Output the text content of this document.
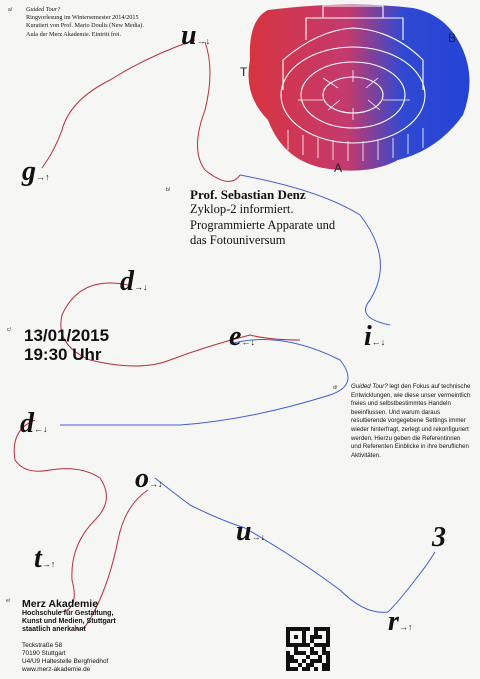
T
B
A
a/ Guided Tour?
Ringvorlesung im Wintersemester 2014/2015
Kuratiert von Prof. Mario Doulis (New Media).
Aula der Merz Akademie. Eintritt frei.
b/ Prof. Sebastian Denz
Zyklop-2 informiert.
Programmierte Apparate und
das Fotouniversum
c/ 13/01/2015
19:30 Uhr
d/ Guided Tour? legt den Fokus auf technische Entwicklungen, wie diese unser vermeintlich freies und selbstbestimmtes Handeln beeinflussen. Und warum daraus resultierende vorgegebene Settings immer wieder hinterfragt, zerlegt und rekonfiguriert werden. Hierzu geben die Referentinnen und Referenten Einblicke in ihre beruflichen Aktivitäten.
e/ Merz Akademie
Hochschule für Gestaltung,
Kunst und Medien, Stuttgart
staatlich anerkannt
Teckstraße 58
70190 Stuttgart
U4/U9 Haltestelle Bergfriedhof
www.merz-akademie.de
u→↓
g→↑
d→↓
e←↓	i←↓
d←↓
o→↓
u→↓	3
t→↑
r→↑
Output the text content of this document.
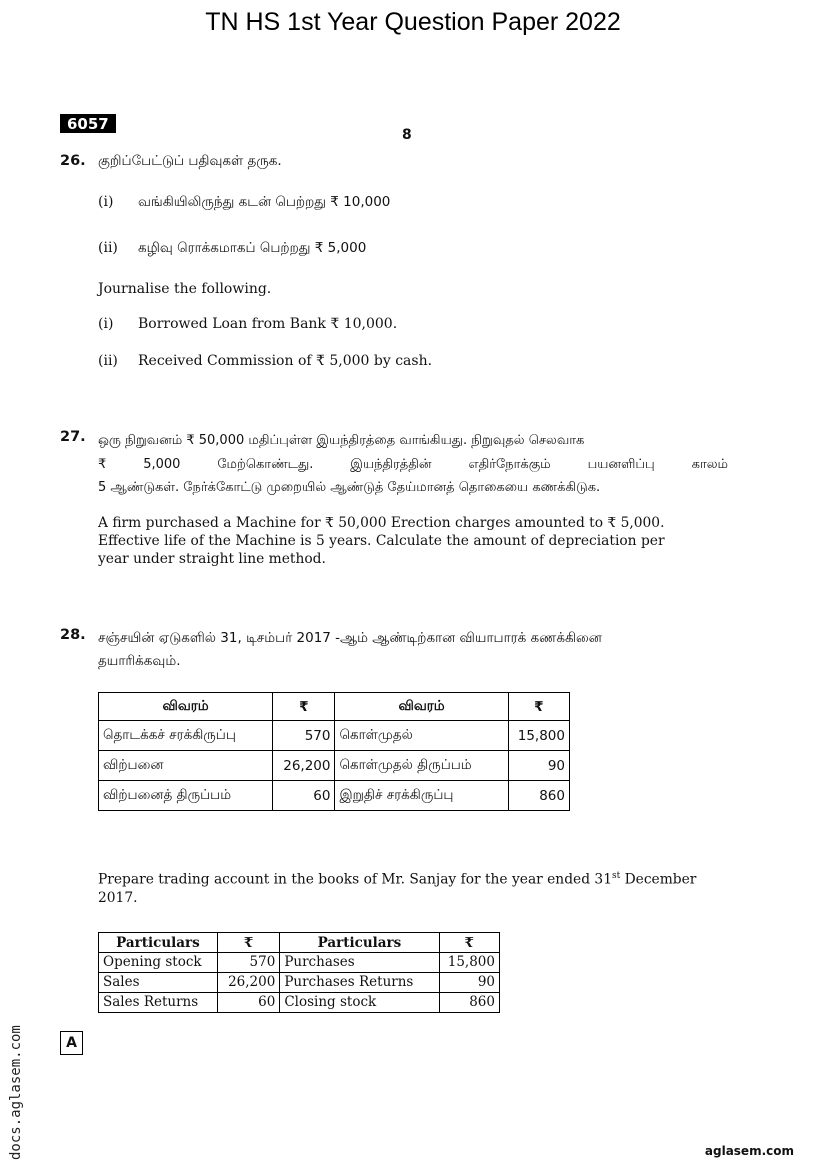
TN HS 1st Year Question Paper 2022
6057
8
26. குறிப்பேட்டுப் பதிவுகள் தருக.
(i) வங்கியிலிருந்து கடன் பெற்றது ₹ 10,000
(ii) கழிவு ரொக்கமாகப் பெற்றது ₹ 5,000
Journalise the following.
(i) Borrowed Loan from Bank ₹ 10,000.
(ii) Received Commission of ₹ 5,000 by cash.
27. ஒரு நிறுவனம் ₹ 50,000 மதிப்புள்ள இயந்திரத்தை வாங்கியது. நிறுவுதல் செலவாக
₹ 5,000 மேற்கொண்டது. இயந்திரத்தின் எதிர்நோக்கும் பயனளிப்பு காலம்
5 ஆண்டுகள். நேர்க்கோட்டு முறையில் ஆண்டுத் தேய்மானத் தொகையை கணக்கிடுக.
A firm purchased a Machine for ₹ 50,000 Erection charges amounted to ₹ 5,000.
Effective life of the Machine is 5 years. Calculate the amount of depreciation per
year under straight line method.
28. சஞ்சயின் ஏடுகளில் 31, டிசம்பர் 2017 -ஆம் ஆண்டிற்கான வியாபாரக் கணக்கினை
தயாரிக்கவும்.
விவரம்	₹	விவரம்	₹
தொடக்கச் சரக்கிருப்பு	570	கொள்முதல்	15,800
விற்பனை	26,200	கொள்முதல் திருப்பம்	90
விற்பனைத் திருப்பம்	60	இறுதிச் சரக்கிருப்பு	860
Prepare trading account in the books of Mr. Sanjay for the year ended 31st December
2017.
Particulars	₹	Particulars	₹
Opening stock	570	Purchases	15,800
Sales	26,200	Purchases Returns	90
Sales Returns	60	Closing stock	860
A
docs.aglasem.com	aglasem.com
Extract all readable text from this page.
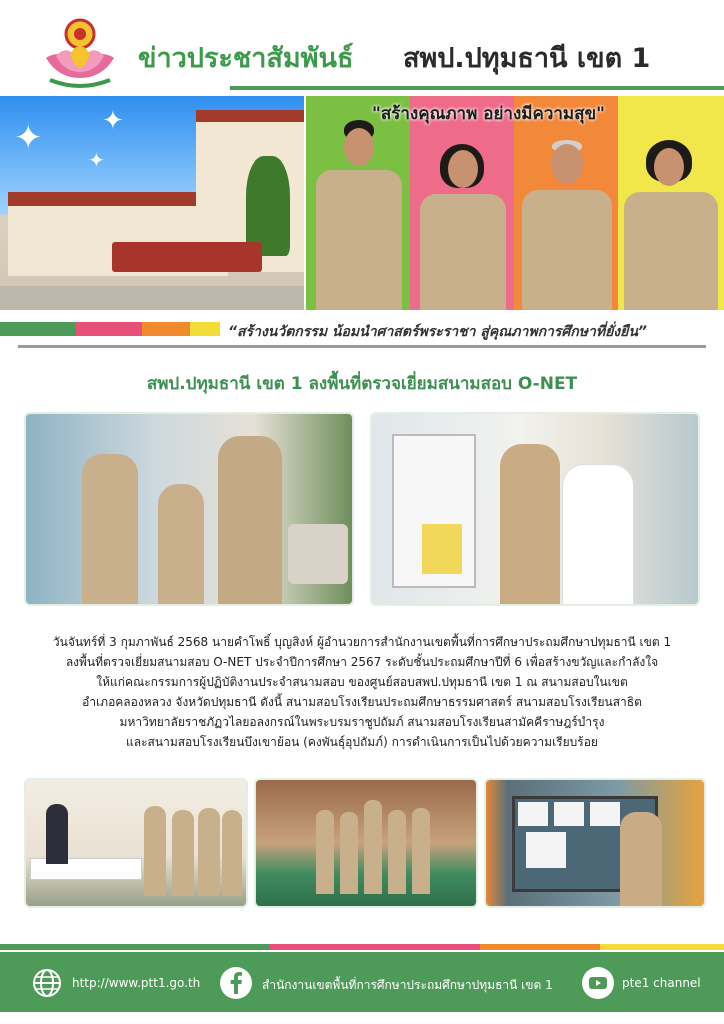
ข่าวประชาสัมพันธ์ สพป.ปทุมธานี เขต 1
✦ ✦
✦
"สร้างคุณภาพ อย่างมีความสุข"
“สร้างนวัตกรรม น้อมนำศาสตร์พระราชา สู่คุณภาพการศึกษาที่ยั่งยืน”
สพป.ปทุมธานี เขต 1 ลงพื้นที่ตรวจเยี่ยมสนามสอบ O-NET
วันจันทร์ที่ 3 กุมภาพันธ์ 2568 นายคำโพธิ์ บุญสิงห์ ผู้อำนวยการสำนักงานเขตพื้นที่การศึกษาประถมศึกษาปทุมธานี เขต 1
ลงพื้นที่ตรวจเยี่ยมสนามสอบ O-NET ประจำปีการศึกษา 2567 ระดับชั้นประถมศึกษาปีที่ 6 เพื่อสร้างขวัญและกำลังใจ
ให้แก่คณะกรรมการผู้ปฏิบัติงานประจำสนามสอบ ของศูนย์สอบสพป.ปทุมธานี เขต 1 ณ สนามสอบในเขต
อำเภอคลองหลวง จังหวัดปทุมธานี ดังนี้ สนามสอบโรงเรียนประถมศึกษาธรรมศาสตร์ สนามสอบโรงเรียนสาธิต
มหาวิทยาลัยราชภัฏวไลยอลงกรณ์ในพระบรมราชูปถัมภ์ สนามสอบโรงเรียนสามัคคีราษฎร์บำรุง
และสนามสอบโรงเรียนบึงเขาย้อน (คงพันธุ์อุปถัมภ์) การดำเนินการเป็นไปด้วยความเรียบร้อย
http://www.ptt1.go.th	สำนักงานเขตพื้นที่การศึกษาประถมศึกษาปทุมธานี เขต 1	pte1 channel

-=-=-

Required task
Reproduce all of the data exactly; the pictures do not belong in the copy.

The output
Output the text content of this document.
T
B
A
a/ Guided Tour?
Ringvorlesung im Wintersemester 2014/2015
Kuratiert von Prof. Mario Doulis (New Media).
Aula der Merz Akademie. Eintritt frei.
b/ Prof. Sebastian Denz
Zyklop-2 informiert.
Programmierte Apparate und
das Fotouniversum
c/ 13/01/2015
19:30 Uhr
d/ Guided Tour? legt den Fokus auf technische Entwicklungen, wie diese unser vermeintlich freies und selbstbestimmtes Handeln beeinflussen. Und warum daraus resultierende vorgegebene Settings immer wieder hinterfragt, zerlegt und rekonfiguriert werden. Hierzu geben die Referentinnen und Referenten Einblicke in ihre beruflichen Aktivitäten.
e/ Merz Akademie
Hochschule für Gestaltung,
Kunst und Medien, Stuttgart
staatlich anerkannt
Teckstraße 58
70190 Stuttgart
U4/U9 Haltestelle Bergfriedhof
www.merz-akademie.de
u→↓
g→↑
d→↓
e←↓	i←↓
d←↓
o→↓
u→↓	3
t→↑
r→↑
Output the text content of this document.
TN HS 1st Year Question Paper 2022
6057
8
26. குறிப்பேட்டுப் பதிவுகள் தருக.
(i) வங்கியிலிருந்து கடன் பெற்றது ₹ 10,000
(ii) கழிவு ரொக்கமாகப் பெற்றது ₹ 5,000
Journalise the following.
(i) Borrowed Loan from Bank ₹ 10,000.
(ii) Received Commission of ₹ 5,000 by cash.
27. ஒரு நிறுவனம் ₹ 50,000 மதிப்புள்ள இயந்திரத்தை வாங்கியது. நிறுவுதல் செலவாக
₹ 5,000 மேற்கொண்டது. இயந்திரத்தின் எதிர்நோக்கும் பயனளிப்பு காலம்
5 ஆண்டுகள். நேர்க்கோட்டு முறையில் ஆண்டுத் தேய்மானத் தொகையை கணக்கிடுக.
A firm purchased a Machine for ₹ 50,000 Erection charges amounted to ₹ 5,000.
Effective life of the Machine is 5 years. Calculate the amount of depreciation per
year under straight line method.
28. சஞ்சயின் ஏடுகளில் 31, டிசம்பர் 2017 -ஆம் ஆண்டிற்கான வியாபாரக் கணக்கினை
தயாரிக்கவும்.
விவரம்	₹	விவரம்	₹
தொடக்கச் சரக்கிருப்பு	570	கொள்முதல்	15,800
விற்பனை	26,200	கொள்முதல் திருப்பம்	90
விற்பனைத் திருப்பம்	60	இறுதிச் சரக்கிருப்பு	860
Prepare trading account in the books of Mr. Sanjay for the year ended 31st December
2017.
Particulars	₹	Particulars	₹
Opening stock	570	Purchases	15,800
Sales	26,200	Purchases Returns	90
Sales Returns	60	Closing stock	860
A
docs.aglasem.com	aglasem.com
Extract all readable text from this page.
ข่าวประชาสัมพันธ์ สพป.ปทุมธานี เขต 1
✦ ✦
✦
"สร้างคุณภาพ อย่างมีความสุข"
“สร้างนวัตกรรม น้อมนำศาสตร์พระราชา สู่คุณภาพการศึกษาที่ยั่งยืน”
สพป.ปทุมธานี เขต 1 ลงพื้นที่ตรวจเยี่ยมสนามสอบ O-NET
วันจันทร์ที่ 3 กุมภาพันธ์ 2568 นายคำโพธิ์ บุญสิงห์ ผู้อำนวยการสำนักงานเขตพื้นที่การศึกษาประถมศึกษาปทุมธานี เขต 1
ลงพื้นที่ตรวจเยี่ยมสนามสอบ O-NET ประจำปีการศึกษา 2567 ระดับชั้นประถมศึกษาปีที่ 6 เพื่อสร้างขวัญและกำลังใจ
ให้แก่คณะกรรมการผู้ปฏิบัติงานประจำสนามสอบ ของศูนย์สอบสพป.ปทุมธานี เขต 1 ณ สนามสอบในเขต
อำเภอคลองหลวง จังหวัดปทุมธานี ดังนี้ สนามสอบโรงเรียนประถมศึกษาธรรมศาสตร์ สนามสอบโรงเรียนสาธิต
มหาวิทยาลัยราชภัฏวไลยอลงกรณ์ในพระบรมราชูปถัมภ์ สนามสอบโรงเรียนสามัคคีราษฎร์บำรุง
และสนามสอบโรงเรียนบึงเขาย้อน (คงพันธุ์อุปถัมภ์) การดำเนินการเป็นไปด้วยความเรียบร้อย
http://www.ptt1.go.th	สำนักงานเขตพื้นที่การศึกษาประถมศึกษาปทุมธานี เขต 1	pte1 channel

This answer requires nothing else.